--- start RECORDS TO PROCESS ---

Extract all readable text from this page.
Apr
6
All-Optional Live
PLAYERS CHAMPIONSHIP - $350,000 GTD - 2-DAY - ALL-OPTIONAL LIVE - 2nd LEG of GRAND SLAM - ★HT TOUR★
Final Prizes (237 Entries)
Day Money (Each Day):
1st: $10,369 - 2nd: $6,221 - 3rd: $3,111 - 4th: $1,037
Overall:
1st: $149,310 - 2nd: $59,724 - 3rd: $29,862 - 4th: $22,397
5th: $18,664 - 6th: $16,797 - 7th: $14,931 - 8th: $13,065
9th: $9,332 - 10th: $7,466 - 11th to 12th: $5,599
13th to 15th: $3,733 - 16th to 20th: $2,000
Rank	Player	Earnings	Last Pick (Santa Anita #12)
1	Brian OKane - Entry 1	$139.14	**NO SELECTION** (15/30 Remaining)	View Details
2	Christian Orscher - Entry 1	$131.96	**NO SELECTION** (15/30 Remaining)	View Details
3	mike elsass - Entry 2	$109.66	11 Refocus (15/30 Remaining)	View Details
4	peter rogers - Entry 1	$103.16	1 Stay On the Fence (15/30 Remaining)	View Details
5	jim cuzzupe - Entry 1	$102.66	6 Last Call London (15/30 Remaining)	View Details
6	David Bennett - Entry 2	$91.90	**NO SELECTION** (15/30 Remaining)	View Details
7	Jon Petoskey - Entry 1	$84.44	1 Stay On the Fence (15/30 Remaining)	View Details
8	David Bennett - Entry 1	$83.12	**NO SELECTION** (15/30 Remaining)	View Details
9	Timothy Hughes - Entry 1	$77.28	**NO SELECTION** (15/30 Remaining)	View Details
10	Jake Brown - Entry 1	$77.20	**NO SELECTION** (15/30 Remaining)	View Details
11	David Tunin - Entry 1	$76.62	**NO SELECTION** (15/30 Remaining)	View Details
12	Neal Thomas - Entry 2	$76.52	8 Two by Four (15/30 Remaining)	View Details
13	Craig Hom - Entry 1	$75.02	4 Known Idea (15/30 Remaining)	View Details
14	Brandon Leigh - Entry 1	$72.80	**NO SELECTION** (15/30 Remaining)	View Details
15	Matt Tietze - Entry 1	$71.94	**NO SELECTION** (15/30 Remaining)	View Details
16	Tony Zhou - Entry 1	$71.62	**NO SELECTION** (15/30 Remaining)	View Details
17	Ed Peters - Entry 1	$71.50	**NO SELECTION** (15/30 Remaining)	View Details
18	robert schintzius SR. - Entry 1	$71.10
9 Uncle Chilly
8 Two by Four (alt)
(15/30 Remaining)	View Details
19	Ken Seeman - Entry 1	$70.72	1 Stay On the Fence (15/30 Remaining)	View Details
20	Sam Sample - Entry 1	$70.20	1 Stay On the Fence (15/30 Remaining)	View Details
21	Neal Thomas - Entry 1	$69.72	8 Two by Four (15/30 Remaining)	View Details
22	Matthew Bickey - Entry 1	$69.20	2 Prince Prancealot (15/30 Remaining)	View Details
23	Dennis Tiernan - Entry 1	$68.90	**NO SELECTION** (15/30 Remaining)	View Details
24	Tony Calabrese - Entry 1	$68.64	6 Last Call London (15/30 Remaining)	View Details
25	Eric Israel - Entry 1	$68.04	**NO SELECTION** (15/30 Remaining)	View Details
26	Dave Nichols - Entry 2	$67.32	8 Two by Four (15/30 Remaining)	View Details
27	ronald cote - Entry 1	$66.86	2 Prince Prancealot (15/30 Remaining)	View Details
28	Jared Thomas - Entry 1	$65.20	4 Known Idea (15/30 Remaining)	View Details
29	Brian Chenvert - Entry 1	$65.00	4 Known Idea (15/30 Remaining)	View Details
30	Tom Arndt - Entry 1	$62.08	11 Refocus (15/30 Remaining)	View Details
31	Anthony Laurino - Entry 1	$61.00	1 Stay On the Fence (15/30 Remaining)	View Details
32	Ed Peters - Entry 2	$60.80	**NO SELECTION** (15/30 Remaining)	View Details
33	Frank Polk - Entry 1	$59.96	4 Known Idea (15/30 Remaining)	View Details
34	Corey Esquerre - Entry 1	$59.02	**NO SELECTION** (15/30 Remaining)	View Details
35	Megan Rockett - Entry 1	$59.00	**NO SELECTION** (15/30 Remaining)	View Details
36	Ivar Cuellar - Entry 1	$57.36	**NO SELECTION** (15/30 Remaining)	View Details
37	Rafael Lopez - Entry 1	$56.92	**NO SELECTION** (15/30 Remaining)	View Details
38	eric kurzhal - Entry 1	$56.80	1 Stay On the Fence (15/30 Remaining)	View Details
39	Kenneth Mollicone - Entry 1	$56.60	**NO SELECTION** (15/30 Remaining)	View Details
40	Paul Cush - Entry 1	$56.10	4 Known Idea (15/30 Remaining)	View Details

--- end RECORDS TO PROCESS ---

**WHAT IS REQUIRED**. Track down all lines above with the string "Last" and copy them.

**RESULT OF THIS EXERCISE**.
Rank	Player	Earnings	Last Pick (Santa Anita #12)
5	jim cuzzupe - Entry 1	$102.66	6 Last Call London (15/30 Remaining)	View Details
24	Tony Calabrese - Entry 1	$68.64	6 Last Call London (15/30 Remaining)	View Details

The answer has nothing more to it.